* [Problem description]:
Count lines, not occurrences: report how many lines in the records hold the string "through", and nothing else.

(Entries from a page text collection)
★ ★ ★ ★

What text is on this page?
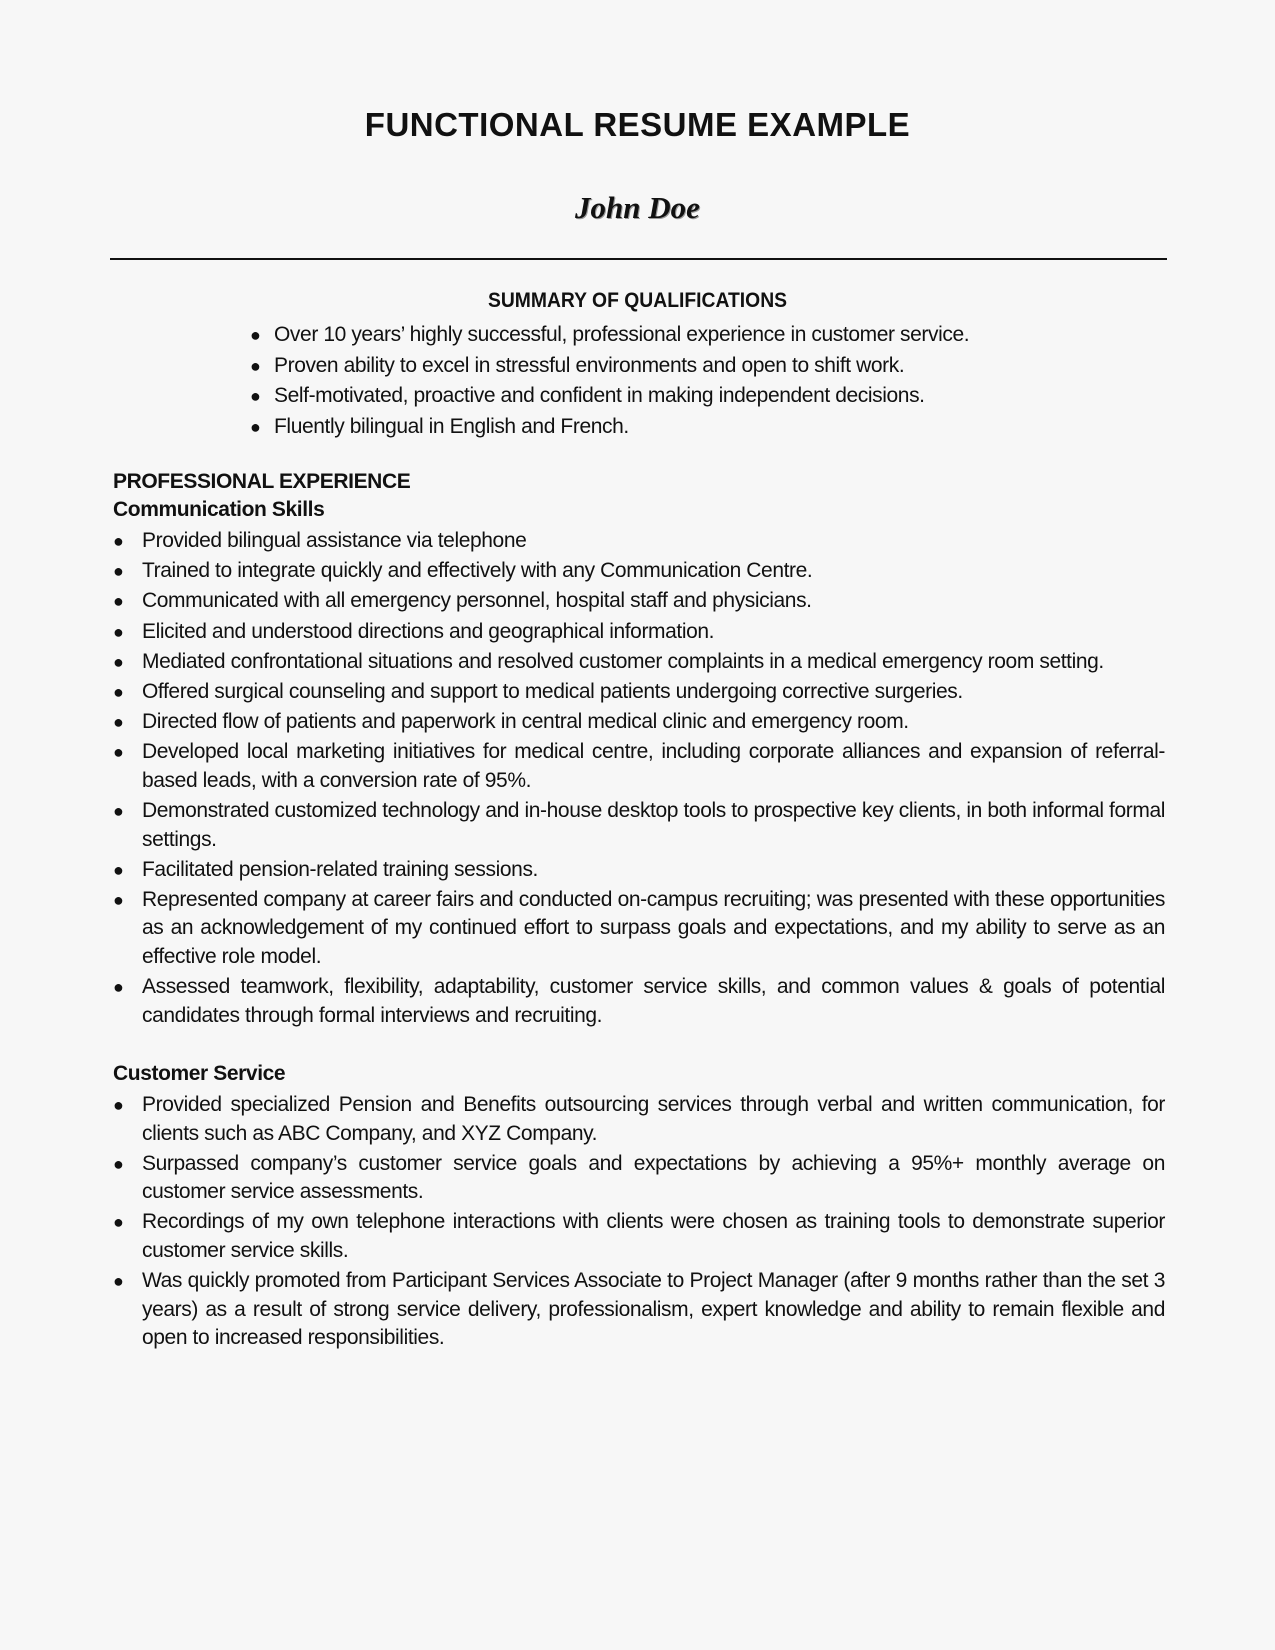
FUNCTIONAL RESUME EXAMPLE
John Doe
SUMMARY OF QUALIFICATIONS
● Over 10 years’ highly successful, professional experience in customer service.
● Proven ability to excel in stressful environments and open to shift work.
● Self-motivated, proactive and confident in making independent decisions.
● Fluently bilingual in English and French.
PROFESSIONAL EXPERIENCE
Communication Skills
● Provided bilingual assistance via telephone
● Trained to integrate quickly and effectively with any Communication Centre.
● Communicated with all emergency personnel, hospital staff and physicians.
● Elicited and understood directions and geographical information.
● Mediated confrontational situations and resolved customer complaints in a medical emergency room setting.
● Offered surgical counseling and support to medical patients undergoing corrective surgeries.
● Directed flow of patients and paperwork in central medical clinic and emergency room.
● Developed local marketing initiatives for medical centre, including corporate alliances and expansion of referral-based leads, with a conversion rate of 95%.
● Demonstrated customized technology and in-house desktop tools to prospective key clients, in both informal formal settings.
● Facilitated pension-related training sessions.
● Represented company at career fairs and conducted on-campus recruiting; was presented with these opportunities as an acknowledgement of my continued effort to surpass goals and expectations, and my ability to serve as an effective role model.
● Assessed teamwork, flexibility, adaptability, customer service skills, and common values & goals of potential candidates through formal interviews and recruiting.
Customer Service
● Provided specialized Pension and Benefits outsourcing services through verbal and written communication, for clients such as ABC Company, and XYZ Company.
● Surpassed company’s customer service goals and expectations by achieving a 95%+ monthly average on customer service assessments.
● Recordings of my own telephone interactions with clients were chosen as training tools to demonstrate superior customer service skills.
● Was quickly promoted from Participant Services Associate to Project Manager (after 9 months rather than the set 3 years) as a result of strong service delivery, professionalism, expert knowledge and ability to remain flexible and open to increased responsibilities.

★ ★ ★ ★

* [Written answer]:
2